All of the data needs to be repeated exactly.

Data records
===

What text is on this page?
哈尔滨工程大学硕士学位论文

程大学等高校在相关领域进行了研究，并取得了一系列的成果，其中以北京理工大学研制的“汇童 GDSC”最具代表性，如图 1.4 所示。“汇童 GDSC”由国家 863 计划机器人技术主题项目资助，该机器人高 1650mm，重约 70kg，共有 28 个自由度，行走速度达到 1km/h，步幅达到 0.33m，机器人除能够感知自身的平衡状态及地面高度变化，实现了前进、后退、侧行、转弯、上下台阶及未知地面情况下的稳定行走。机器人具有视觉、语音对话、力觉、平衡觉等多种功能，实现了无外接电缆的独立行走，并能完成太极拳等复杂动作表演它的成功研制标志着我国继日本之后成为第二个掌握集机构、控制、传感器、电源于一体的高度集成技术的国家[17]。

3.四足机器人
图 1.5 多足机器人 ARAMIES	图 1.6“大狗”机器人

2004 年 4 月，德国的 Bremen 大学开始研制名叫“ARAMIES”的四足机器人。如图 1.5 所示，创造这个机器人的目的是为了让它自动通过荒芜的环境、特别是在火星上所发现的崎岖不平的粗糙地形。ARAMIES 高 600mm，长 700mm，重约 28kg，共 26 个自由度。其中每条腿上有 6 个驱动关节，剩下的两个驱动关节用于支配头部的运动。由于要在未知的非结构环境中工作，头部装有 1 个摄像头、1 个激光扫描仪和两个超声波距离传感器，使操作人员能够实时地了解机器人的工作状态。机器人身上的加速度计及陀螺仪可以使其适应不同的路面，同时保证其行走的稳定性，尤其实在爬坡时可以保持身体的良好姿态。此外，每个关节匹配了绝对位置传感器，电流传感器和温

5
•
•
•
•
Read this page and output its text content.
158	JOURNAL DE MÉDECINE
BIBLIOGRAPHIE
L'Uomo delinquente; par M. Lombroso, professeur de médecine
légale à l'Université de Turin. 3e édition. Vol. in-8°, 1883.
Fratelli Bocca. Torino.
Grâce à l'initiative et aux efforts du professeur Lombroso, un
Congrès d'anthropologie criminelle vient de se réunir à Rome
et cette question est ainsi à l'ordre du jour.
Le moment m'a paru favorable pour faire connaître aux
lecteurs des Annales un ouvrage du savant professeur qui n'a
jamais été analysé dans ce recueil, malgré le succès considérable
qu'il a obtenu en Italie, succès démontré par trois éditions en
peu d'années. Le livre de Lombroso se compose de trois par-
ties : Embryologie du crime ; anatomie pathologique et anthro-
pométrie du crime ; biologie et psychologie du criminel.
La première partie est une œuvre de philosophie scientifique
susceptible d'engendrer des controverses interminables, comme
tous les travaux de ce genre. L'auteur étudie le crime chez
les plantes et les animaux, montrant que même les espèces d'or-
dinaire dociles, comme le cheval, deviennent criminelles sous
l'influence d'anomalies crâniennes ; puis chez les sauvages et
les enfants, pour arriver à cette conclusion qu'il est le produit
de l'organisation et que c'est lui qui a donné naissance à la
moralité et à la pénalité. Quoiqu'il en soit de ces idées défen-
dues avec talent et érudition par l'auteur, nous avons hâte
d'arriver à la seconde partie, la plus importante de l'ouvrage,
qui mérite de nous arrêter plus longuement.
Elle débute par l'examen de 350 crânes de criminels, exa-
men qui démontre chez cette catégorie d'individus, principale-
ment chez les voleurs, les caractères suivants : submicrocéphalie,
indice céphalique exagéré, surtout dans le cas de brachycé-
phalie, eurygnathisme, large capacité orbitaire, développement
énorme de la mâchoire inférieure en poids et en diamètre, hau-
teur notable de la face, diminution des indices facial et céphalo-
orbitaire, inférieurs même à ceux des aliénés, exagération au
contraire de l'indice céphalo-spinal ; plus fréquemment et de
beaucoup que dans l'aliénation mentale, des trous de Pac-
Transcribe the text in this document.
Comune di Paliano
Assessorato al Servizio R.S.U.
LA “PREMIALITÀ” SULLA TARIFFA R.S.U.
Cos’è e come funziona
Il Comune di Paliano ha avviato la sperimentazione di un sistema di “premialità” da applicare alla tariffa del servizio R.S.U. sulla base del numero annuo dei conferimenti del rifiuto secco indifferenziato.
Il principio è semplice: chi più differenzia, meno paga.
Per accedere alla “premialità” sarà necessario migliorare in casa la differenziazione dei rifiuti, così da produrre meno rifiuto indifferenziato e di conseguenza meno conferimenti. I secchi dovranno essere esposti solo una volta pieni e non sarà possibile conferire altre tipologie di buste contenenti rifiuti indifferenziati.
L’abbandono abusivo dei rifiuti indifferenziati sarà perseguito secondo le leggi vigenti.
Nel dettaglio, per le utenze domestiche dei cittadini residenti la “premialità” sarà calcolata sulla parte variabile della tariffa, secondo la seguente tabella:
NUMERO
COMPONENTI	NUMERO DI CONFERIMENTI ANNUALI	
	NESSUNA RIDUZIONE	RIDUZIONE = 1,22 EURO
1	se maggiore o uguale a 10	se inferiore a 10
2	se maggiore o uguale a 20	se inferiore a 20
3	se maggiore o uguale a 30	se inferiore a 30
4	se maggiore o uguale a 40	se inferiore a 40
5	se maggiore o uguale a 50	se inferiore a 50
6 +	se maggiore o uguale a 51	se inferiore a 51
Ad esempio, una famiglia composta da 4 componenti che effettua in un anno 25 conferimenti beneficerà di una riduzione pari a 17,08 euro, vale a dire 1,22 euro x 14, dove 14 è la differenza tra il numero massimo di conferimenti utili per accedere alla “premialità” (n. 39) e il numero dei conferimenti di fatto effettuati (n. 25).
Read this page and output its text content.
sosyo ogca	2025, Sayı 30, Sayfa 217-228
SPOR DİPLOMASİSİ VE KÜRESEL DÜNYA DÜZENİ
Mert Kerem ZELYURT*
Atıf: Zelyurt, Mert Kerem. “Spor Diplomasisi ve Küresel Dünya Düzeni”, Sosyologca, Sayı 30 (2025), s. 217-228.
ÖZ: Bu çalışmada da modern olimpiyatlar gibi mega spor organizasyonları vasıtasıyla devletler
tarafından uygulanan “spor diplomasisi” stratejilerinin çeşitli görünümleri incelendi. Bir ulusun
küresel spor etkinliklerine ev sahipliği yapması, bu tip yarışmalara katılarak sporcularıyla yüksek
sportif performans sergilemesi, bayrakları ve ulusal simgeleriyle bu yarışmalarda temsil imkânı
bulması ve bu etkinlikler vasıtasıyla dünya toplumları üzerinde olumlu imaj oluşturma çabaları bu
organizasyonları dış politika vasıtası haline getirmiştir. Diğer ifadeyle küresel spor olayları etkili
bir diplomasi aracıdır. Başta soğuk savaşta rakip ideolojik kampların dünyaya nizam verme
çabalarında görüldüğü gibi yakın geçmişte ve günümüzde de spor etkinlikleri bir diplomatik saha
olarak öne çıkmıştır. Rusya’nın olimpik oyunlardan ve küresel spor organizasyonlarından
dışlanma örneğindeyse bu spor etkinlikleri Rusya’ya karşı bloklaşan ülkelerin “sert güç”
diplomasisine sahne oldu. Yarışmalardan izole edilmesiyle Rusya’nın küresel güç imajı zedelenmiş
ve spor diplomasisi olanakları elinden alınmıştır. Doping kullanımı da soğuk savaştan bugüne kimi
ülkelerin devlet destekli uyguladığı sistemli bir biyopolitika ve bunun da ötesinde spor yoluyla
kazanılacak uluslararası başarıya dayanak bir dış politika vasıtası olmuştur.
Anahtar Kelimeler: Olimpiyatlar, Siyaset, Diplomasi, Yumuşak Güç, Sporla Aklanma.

===

▸ **WORKED ANSWER**
What text is on this page?
哈尔滨工程大学硕士学位论文

程大学等高校在相关领域进行了研究，并取得了一系列的成果，其中以北京理工大学研制的“汇童 GDSC”最具代表性，如图 1.4 所示。“汇童 GDSC”由国家 863 计划机器人技术主题项目资助，该机器人高 1650mm，重约 70kg，共有 28 个自由度，行走速度达到 1km/h，步幅达到 0.33m，机器人除能够感知自身的平衡状态及地面高度变化，实现了前进、后退、侧行、转弯、上下台阶及未知地面情况下的稳定行走。机器人具有视觉、语音对话、力觉、平衡觉等多种功能，实现了无外接电缆的独立行走，并能完成太极拳等复杂动作表演它的成功研制标志着我国继日本之后成为第二个掌握集机构、控制、传感器、电源于一体的高度集成技术的国家[17]。

3.四足机器人
图 1.5 多足机器人 ARAMIES	图 1.6“大狗”机器人

2004 年 4 月，德国的 Bremen 大学开始研制名叫“ARAMIES”的四足机器人。如图 1.5 所示，创造这个机器人的目的是为了让它自动通过荒芜的环境、特别是在火星上所发现的崎岖不平的粗糙地形。ARAMIES 高 600mm，长 700mm，重约 28kg，共 26 个自由度。其中每条腿上有 6 个驱动关节，剩下的两个驱动关节用于支配头部的运动。由于要在未知的非结构环境中工作，头部装有 1 个摄像头、1 个激光扫描仪和两个超声波距离传感器，使操作人员能够实时地了解机器人的工作状态。机器人身上的加速度计及陀螺仪可以使其适应不同的路面，同时保证其行走的稳定性，尤其实在爬坡时可以保持身体的良好姿态。此外，每个关节匹配了绝对位置传感器，电流传感器和温

5
•
•
•
•
Read this page and output its text content.
158	JOURNAL DE MÉDECINE
BIBLIOGRAPHIE
L'Uomo delinquente; par M. Lombroso, professeur de médecine
légale à l'Université de Turin. 3e édition. Vol. in-8°, 1883.
Fratelli Bocca. Torino.
Grâce à l'initiative et aux efforts du professeur Lombroso, un
Congrès d'anthropologie criminelle vient de se réunir à Rome
et cette question est ainsi à l'ordre du jour.
Le moment m'a paru favorable pour faire connaître aux
lecteurs des Annales un ouvrage du savant professeur qui n'a
jamais été analysé dans ce recueil, malgré le succès considérable
qu'il a obtenu en Italie, succès démontré par trois éditions en
peu d'années. Le livre de Lombroso se compose de trois par-
ties : Embryologie du crime ; anatomie pathologique et anthro-
pométrie du crime ; biologie et psychologie du criminel.
La première partie est une œuvre de philosophie scientifique
susceptible d'engendrer des controverses interminables, comme
tous les travaux de ce genre. L'auteur étudie le crime chez
les plantes et les animaux, montrant que même les espèces d'or-
dinaire dociles, comme le cheval, deviennent criminelles sous
l'influence d'anomalies crâniennes ; puis chez les sauvages et
les enfants, pour arriver à cette conclusion qu'il est le produit
de l'organisation et que c'est lui qui a donné naissance à la
moralité et à la pénalité. Quoiqu'il en soit de ces idées défen-
dues avec talent et érudition par l'auteur, nous avons hâte
d'arriver à la seconde partie, la plus importante de l'ouvrage,
qui mérite de nous arrêter plus longuement.
Elle débute par l'examen de 350 crânes de criminels, exa-
men qui démontre chez cette catégorie d'individus, principale-
ment chez les voleurs, les caractères suivants : submicrocéphalie,
indice céphalique exagéré, surtout dans le cas de brachycé-
phalie, eurygnathisme, large capacité orbitaire, développement
énorme de la mâchoire inférieure en poids et en diamètre, hau-
teur notable de la face, diminution des indices facial et céphalo-
orbitaire, inférieurs même à ceux des aliénés, exagération au
contraire de l'indice céphalo-spinal ; plus fréquemment et de
beaucoup que dans l'aliénation mentale, des trous de Pac-
Transcribe the text in this document.
Comune di Paliano
Assessorato al Servizio R.S.U.
LA “PREMIALITÀ” SULLA TARIFFA R.S.U.
Cos’è e come funziona
Il Comune di Paliano ha avviato la sperimentazione di un sistema di “premialità” da applicare alla tariffa del servizio R.S.U. sulla base del numero annuo dei conferimenti del rifiuto secco indifferenziato.
Il principio è semplice: chi più differenzia, meno paga.
Per accedere alla “premialità” sarà necessario migliorare in casa la differenziazione dei rifiuti, così da produrre meno rifiuto indifferenziato e di conseguenza meno conferimenti. I secchi dovranno essere esposti solo una volta pieni e non sarà possibile conferire altre tipologie di buste contenenti rifiuti indifferenziati.
L’abbandono abusivo dei rifiuti indifferenziati sarà perseguito secondo le leggi vigenti.
Nel dettaglio, per le utenze domestiche dei cittadini residenti la “premialità” sarà calcolata sulla parte variabile della tariffa, secondo la seguente tabella:
NUMERO
COMPONENTI	NUMERO DI CONFERIMENTI ANNUALI	
	NESSUNA RIDUZIONE	RIDUZIONE = 1,22 EURO
1	se maggiore o uguale a 10	se inferiore a 10
2	se maggiore o uguale a 20	se inferiore a 20
3	se maggiore o uguale a 30	se inferiore a 30
4	se maggiore o uguale a 40	se inferiore a 40
5	se maggiore o uguale a 50	se inferiore a 50
6 +	se maggiore o uguale a 51	se inferiore a 51
Ad esempio, una famiglia composta da 4 componenti che effettua in un anno 25 conferimenti beneficerà di una riduzione pari a 17,08 euro, vale a dire 1,22 euro x 14, dove 14 è la differenza tra il numero massimo di conferimenti utili per accedere alla “premialità” (n. 39) e il numero dei conferimenti di fatto effettuati (n. 25).
Read this page and output its text content.
sosyo ogca	2025, Sayı 30, Sayfa 217-228
SPOR DİPLOMASİSİ VE KÜRESEL DÜNYA DÜZENİ
Mert Kerem ZELYURT*
Atıf: Zelyurt, Mert Kerem. “Spor Diplomasisi ve Küresel Dünya Düzeni”, Sosyologca, Sayı 30 (2025), s. 217-228.
ÖZ: Bu çalışmada da modern olimpiyatlar gibi mega spor organizasyonları vasıtasıyla devletler
tarafından uygulanan “spor diplomasisi” stratejilerinin çeşitli görünümleri incelendi. Bir ulusun
küresel spor etkinliklerine ev sahipliği yapması, bu tip yarışmalara katılarak sporcularıyla yüksek
sportif performans sergilemesi, bayrakları ve ulusal simgeleriyle bu yarışmalarda temsil imkânı
bulması ve bu etkinlikler vasıtasıyla dünya toplumları üzerinde olumlu imaj oluşturma çabaları bu
organizasyonları dış politika vasıtası haline getirmiştir. Diğer ifadeyle küresel spor olayları etkili
bir diplomasi aracıdır. Başta soğuk savaşta rakip ideolojik kampların dünyaya nizam verme
çabalarında görüldüğü gibi yakın geçmişte ve günümüzde de spor etkinlikleri bir diplomatik saha
olarak öne çıkmıştır. Rusya’nın olimpik oyunlardan ve küresel spor organizasyonlarından
dışlanma örneğindeyse bu spor etkinlikleri Rusya’ya karşı bloklaşan ülkelerin “sert güç”
diplomasisine sahne oldu. Yarışmalardan izole edilmesiyle Rusya’nın küresel güç imajı zedelenmiş
ve spor diplomasisi olanakları elinden alınmıştır. Doping kullanımı da soğuk savaştan bugüne kimi
ülkelerin devlet destekli uyguladığı sistemli bir biyopolitika ve bunun da ötesinde spor yoluyla
kazanılacak uluslararası başarıya dayanak bir dış politika vasıtası olmuştur.
Anahtar Kelimeler: Olimpiyatlar, Siyaset, Diplomasi, Yumuşak Güç, Sporla Aklanma.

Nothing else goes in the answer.